* What the exercise asks *
Repeat the data below exactly, dropping any pictures it holds.

* Material provided *
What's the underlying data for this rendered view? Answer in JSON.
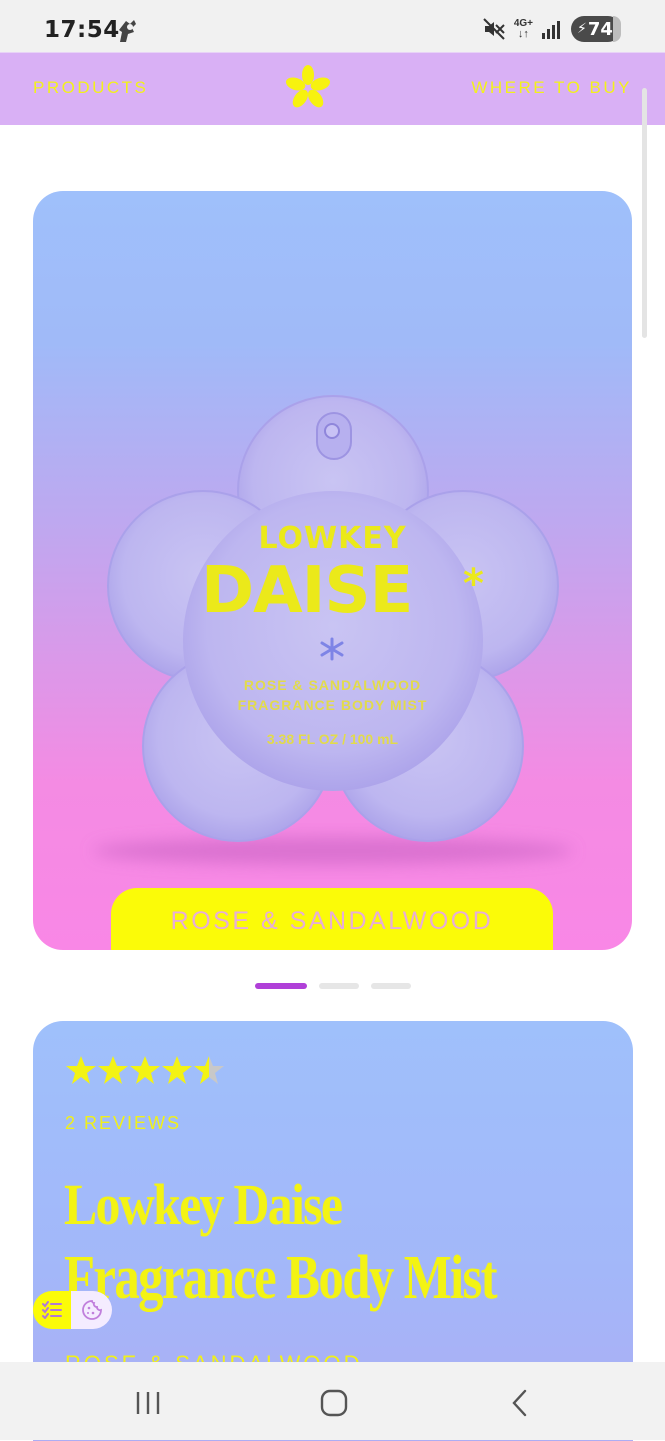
{
  "status_bar": {
    "time": "17:54",
    "network": "4G+",
    "battery_level": "74",
    "icons": [
      "app-notification-icon",
      "mute-vibrate-icon",
      "network-4g-icon",
      "signal-icon",
      "battery-charging-icon"
    ]
  },
  "header": {
    "nav_left": "PRODUCTS",
    "nav_right": "WHERE TO BUY",
    "logo_icon": "asterisk-flower-logo"
  },
  "hero": {
    "product_brand": "LOWKEY",
    "product_name": "DAISE",
    "product_asterisk": "*",
    "product_line1": "ROSE & SANDALWOOD",
    "product_line2": "FRAGRANCE BODY MIST",
    "product_volume": "3.38 FL OZ / 100 mL",
    "scent_label": "ROSE & SANDALWOOD"
  },
  "carousel": {
    "slide_count": 3,
    "active_index": 0
  },
  "info": {
    "rating": 4.5,
    "max_rating": 5,
    "reviews": "2 REVIEWS",
    "title": "Lowkey Daise",
    "subtitle": "Fragrance Body Mist",
    "scent": "ROSE & SANDALWOOD"
  },
  "widget": {
    "left_icon": "checklist-icon",
    "right_icon": "cookie-icon"
  },
  "navigation_bar": {
    "buttons": [
      "recent-apps",
      "home",
      "back"
    ]
  },
  "colors": {
    "header_bg": "#d9b0f5",
    "accent_yellow": "#f3f314",
    "active_dot": "#b040d8"
  }
}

* Task output *
What's the underlying data for this rendered view? Answer in JSON.
{
  "status_bar": {
    "time": "17:54",
    "network": "4G+",
    "battery_level": "74",
    "icons": [
      "app-notification-icon",
      "mute-vibrate-icon",
      "network-4g-icon",
      "signal-icon",
      "battery-charging-icon"
    ]
  },
  "header": {
    "nav_left": "PRODUCTS",
    "nav_right": "WHERE TO BUY",
    "logo_icon": "asterisk-flower-logo"
  },
  "hero": {
    "product_brand": "LOWKEY",
    "product_name": "DAISE",
    "product_asterisk": "*",
    "product_line1": "ROSE & SANDALWOOD",
    "product_line2": "FRAGRANCE BODY MIST",
    "product_volume": "3.38 FL OZ / 100 mL",
    "scent_label": "ROSE & SANDALWOOD"
  },
  "carousel": {
    "slide_count": 3,
    "active_index": 0
  },
  "info": {
    "rating": 4.5,
    "max_rating": 5,
    "reviews": "2 REVIEWS",
    "title": "Lowkey Daise",
    "subtitle": "Fragrance Body Mist",
    "scent": "ROSE & SANDALWOOD"
  },
  "widget": {
    "left_icon": "checklist-icon",
    "right_icon": "cookie-icon"
  },
  "navigation_bar": {
    "buttons": [
      "recent-apps",
      "home",
      "back"
    ]
  },
  "colors": {
    "header_bg": "#d9b0f5",
    "accent_yellow": "#f3f314",
    "active_dot": "#b040d8"
  }
}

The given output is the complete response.